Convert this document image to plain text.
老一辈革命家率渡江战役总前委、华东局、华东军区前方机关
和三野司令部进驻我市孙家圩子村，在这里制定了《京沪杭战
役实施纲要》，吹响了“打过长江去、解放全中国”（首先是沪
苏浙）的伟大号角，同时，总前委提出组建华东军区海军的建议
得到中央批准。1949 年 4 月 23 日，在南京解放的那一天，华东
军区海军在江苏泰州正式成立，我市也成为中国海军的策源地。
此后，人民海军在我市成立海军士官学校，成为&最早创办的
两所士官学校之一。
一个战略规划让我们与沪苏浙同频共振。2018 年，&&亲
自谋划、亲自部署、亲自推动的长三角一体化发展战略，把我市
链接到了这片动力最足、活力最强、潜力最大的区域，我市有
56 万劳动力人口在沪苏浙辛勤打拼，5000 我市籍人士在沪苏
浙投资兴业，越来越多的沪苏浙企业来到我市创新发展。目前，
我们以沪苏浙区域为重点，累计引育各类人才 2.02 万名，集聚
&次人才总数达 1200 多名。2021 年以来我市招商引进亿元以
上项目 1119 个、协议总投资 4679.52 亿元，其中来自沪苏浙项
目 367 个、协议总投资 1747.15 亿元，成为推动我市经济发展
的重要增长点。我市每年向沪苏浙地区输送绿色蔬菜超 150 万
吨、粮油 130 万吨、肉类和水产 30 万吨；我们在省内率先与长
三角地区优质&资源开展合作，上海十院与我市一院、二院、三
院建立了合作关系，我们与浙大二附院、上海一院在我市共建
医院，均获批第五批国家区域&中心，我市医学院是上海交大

#### [What to work on]
Emit the records above again, exactly, with no line skipped.

#### [Full answer]
Convert this document image to plain text.
老一辈革命家率渡江战役总前委、华东局、华东军区前方机关
和三野司令部进驻我市孙家圩子村，在这里制定了《京沪杭战
役实施纲要》，吹响了“打过长江去、解放全中国”（首先是沪
苏浙）的伟大号角，同时，总前委提出组建华东军区海军的建议
得到中央批准。1949 年 4 月 23 日，在南京解放的那一天，华东
军区海军在江苏泰州正式成立，我市也成为中国海军的策源地。
此后，人民海军在我市成立海军士官学校，成为&最早创办的
两所士官学校之一。
一个战略规划让我们与沪苏浙同频共振。2018 年，&&亲
自谋划、亲自部署、亲自推动的长三角一体化发展战略，把我市
链接到了这片动力最足、活力最强、潜力最大的区域，我市有
56 万劳动力人口在沪苏浙辛勤打拼，5000 我市籍人士在沪苏
浙投资兴业，越来越多的沪苏浙企业来到我市创新发展。目前，
我们以沪苏浙区域为重点，累计引育各类人才 2.02 万名，集聚
&次人才总数达 1200 多名。2021 年以来我市招商引进亿元以
上项目 1119 个、协议总投资 4679.52 亿元，其中来自沪苏浙项
目 367 个、协议总投资 1747.15 亿元，成为推动我市经济发展
的重要增长点。我市每年向沪苏浙地区输送绿色蔬菜超 150 万
吨、粮油 130 万吨、肉类和水产 30 万吨；我们在省内率先与长
三角地区优质&资源开展合作，上海十院与我市一院、二院、三
院建立了合作关系，我们与浙大二附院、上海一院在我市共建
医院，均获批第五批国家区域&中心，我市医学院是上海交大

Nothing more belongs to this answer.